*Exercise details*: Entries follow. Set all of them down as they stand.

*Supplied information*:
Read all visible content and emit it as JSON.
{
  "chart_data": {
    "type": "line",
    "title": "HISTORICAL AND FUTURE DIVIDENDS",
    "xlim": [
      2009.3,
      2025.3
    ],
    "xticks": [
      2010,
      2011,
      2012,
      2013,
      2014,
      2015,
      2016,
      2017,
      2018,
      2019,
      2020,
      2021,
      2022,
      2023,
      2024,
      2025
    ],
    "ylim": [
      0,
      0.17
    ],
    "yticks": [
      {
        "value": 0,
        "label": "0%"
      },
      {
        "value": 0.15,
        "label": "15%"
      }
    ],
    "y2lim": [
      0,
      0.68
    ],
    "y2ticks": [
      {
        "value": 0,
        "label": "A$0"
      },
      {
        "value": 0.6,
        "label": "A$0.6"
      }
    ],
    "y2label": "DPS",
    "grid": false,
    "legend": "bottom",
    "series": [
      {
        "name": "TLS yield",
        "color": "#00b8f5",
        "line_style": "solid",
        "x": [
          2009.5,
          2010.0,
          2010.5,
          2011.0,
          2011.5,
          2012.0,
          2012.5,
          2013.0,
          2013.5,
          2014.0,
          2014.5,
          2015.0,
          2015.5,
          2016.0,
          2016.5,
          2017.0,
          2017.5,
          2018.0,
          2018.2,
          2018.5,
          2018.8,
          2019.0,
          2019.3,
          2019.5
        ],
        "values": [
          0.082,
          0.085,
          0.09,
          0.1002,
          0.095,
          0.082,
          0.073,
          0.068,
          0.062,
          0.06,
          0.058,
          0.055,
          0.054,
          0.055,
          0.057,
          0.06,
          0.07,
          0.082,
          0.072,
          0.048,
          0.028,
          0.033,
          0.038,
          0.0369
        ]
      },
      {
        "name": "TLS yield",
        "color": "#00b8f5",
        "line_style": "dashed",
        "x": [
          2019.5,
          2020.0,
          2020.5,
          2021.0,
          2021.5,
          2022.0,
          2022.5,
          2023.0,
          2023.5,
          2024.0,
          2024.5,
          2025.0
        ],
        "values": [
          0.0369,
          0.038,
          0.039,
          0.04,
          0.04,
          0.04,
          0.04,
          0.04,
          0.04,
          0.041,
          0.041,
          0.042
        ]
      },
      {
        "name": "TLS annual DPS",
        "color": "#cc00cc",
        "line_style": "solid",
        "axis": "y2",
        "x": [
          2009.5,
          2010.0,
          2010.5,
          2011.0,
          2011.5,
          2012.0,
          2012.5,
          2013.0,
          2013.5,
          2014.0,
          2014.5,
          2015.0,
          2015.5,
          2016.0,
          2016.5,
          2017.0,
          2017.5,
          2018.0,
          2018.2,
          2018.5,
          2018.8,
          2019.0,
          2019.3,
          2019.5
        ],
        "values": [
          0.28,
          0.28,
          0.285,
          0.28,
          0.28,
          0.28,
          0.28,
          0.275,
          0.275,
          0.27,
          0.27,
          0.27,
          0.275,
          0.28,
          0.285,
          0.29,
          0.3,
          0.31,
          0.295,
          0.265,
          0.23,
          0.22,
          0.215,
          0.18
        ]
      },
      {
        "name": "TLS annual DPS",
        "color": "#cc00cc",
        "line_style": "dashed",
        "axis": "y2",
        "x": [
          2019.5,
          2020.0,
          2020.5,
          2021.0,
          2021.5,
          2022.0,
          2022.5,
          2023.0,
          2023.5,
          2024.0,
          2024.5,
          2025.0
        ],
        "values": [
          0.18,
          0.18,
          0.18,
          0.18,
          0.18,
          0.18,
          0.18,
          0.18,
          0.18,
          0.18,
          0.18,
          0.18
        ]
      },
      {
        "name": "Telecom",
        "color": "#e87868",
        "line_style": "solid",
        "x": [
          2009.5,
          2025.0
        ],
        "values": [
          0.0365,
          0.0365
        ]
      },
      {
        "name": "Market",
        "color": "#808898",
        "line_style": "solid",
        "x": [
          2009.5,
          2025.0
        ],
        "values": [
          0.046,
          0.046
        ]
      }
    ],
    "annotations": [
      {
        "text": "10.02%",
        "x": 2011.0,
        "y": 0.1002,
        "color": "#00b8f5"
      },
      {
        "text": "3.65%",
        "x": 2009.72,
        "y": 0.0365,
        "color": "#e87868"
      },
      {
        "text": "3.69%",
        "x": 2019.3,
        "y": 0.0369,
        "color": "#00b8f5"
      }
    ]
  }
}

*Reply to the exercise*:
Read all visible content and emit it as JSON.
{
  "chart_data": {
    "type": "line",
    "title": "HISTORICAL AND FUTURE DIVIDENDS",
    "xlim": [
      2009.3,
      2025.3
    ],
    "xticks": [
      2010,
      2011,
      2012,
      2013,
      2014,
      2015,
      2016,
      2017,
      2018,
      2019,
      2020,
      2021,
      2022,
      2023,
      2024,
      2025
    ],
    "ylim": [
      0,
      0.17
    ],
    "yticks": [
      {
        "value": 0,
        "label": "0%"
      },
      {
        "value": 0.15,
        "label": "15%"
      }
    ],
    "y2lim": [
      0,
      0.68
    ],
    "y2ticks": [
      {
        "value": 0,
        "label": "A$0"
      },
      {
        "value": 0.6,
        "label": "A$0.6"
      }
    ],
    "y2label": "DPS",
    "grid": false,
    "legend": "bottom",
    "series": [
      {
        "name": "TLS yield",
        "color": "#00b8f5",
        "line_style": "solid",
        "x": [
          2009.5,
          2010.0,
          2010.5,
          2011.0,
          2011.5,
          2012.0,
          2012.5,
          2013.0,
          2013.5,
          2014.0,
          2014.5,
          2015.0,
          2015.5,
          2016.0,
          2016.5,
          2017.0,
          2017.5,
          2018.0,
          2018.2,
          2018.5,
          2018.8,
          2019.0,
          2019.3,
          2019.5
        ],
        "values": [
          0.082,
          0.085,
          0.09,
          0.1002,
          0.095,
          0.082,
          0.073,
          0.068,
          0.062,
          0.06,
          0.058,
          0.055,
          0.054,
          0.055,
          0.057,
          0.06,
          0.07,
          0.082,
          0.072,
          0.048,
          0.028,
          0.033,
          0.038,
          0.0369
        ]
      },
      {
        "name": "TLS yield",
        "color": "#00b8f5",
        "line_style": "dashed",
        "x": [
          2019.5,
          2020.0,
          2020.5,
          2021.0,
          2021.5,
          2022.0,
          2022.5,
          2023.0,
          2023.5,
          2024.0,
          2024.5,
          2025.0
        ],
        "values": [
          0.0369,
          0.038,
          0.039,
          0.04,
          0.04,
          0.04,
          0.04,
          0.04,
          0.04,
          0.041,
          0.041,
          0.042
        ]
      },
      {
        "name": "TLS annual DPS",
        "color": "#cc00cc",
        "line_style": "solid",
        "axis": "y2",
        "x": [
          2009.5,
          2010.0,
          2010.5,
          2011.0,
          2011.5,
          2012.0,
          2012.5,
          2013.0,
          2013.5,
          2014.0,
          2014.5,
          2015.0,
          2015.5,
          2016.0,
          2016.5,
          2017.0,
          2017.5,
          2018.0,
          2018.2,
          2018.5,
          2018.8,
          2019.0,
          2019.3,
          2019.5
        ],
        "values": [
          0.28,
          0.28,
          0.285,
          0.28,
          0.28,
          0.28,
          0.28,
          0.275,
          0.275,
          0.27,
          0.27,
          0.27,
          0.275,
          0.28,
          0.285,
          0.29,
          0.3,
          0.31,
          0.295,
          0.265,
          0.23,
          0.22,
          0.215,
          0.18
        ]
      },
      {
        "name": "TLS annual DPS",
        "color": "#cc00cc",
        "line_style": "dashed",
        "axis": "y2",
        "x": [
          2019.5,
          2020.0,
          2020.5,
          2021.0,
          2021.5,
          2022.0,
          2022.5,
          2023.0,
          2023.5,
          2024.0,
          2024.5,
          2025.0
        ],
        "values": [
          0.18,
          0.18,
          0.18,
          0.18,
          0.18,
          0.18,
          0.18,
          0.18,
          0.18,
          0.18,
          0.18,
          0.18
        ]
      },
      {
        "name": "Telecom",
        "color": "#e87868",
        "line_style": "solid",
        "x": [
          2009.5,
          2025.0
        ],
        "values": [
          0.0365,
          0.0365
        ]
      },
      {
        "name": "Market",
        "color": "#808898",
        "line_style": "solid",
        "x": [
          2009.5,
          2025.0
        ],
        "values": [
          0.046,
          0.046
        ]
      }
    ],
    "annotations": [
      {
        "text": "10.02%",
        "x": 2011.0,
        "y": 0.1002,
        "color": "#00b8f5"
      },
      {
        "text": "3.65%",
        "x": 2009.72,
        "y": 0.0365,
        "color": "#e87868"
      },
      {
        "text": "3.69%",
        "x": 2019.3,
        "y": 0.0369,
        "color": "#00b8f5"
      }
    ]
  }
}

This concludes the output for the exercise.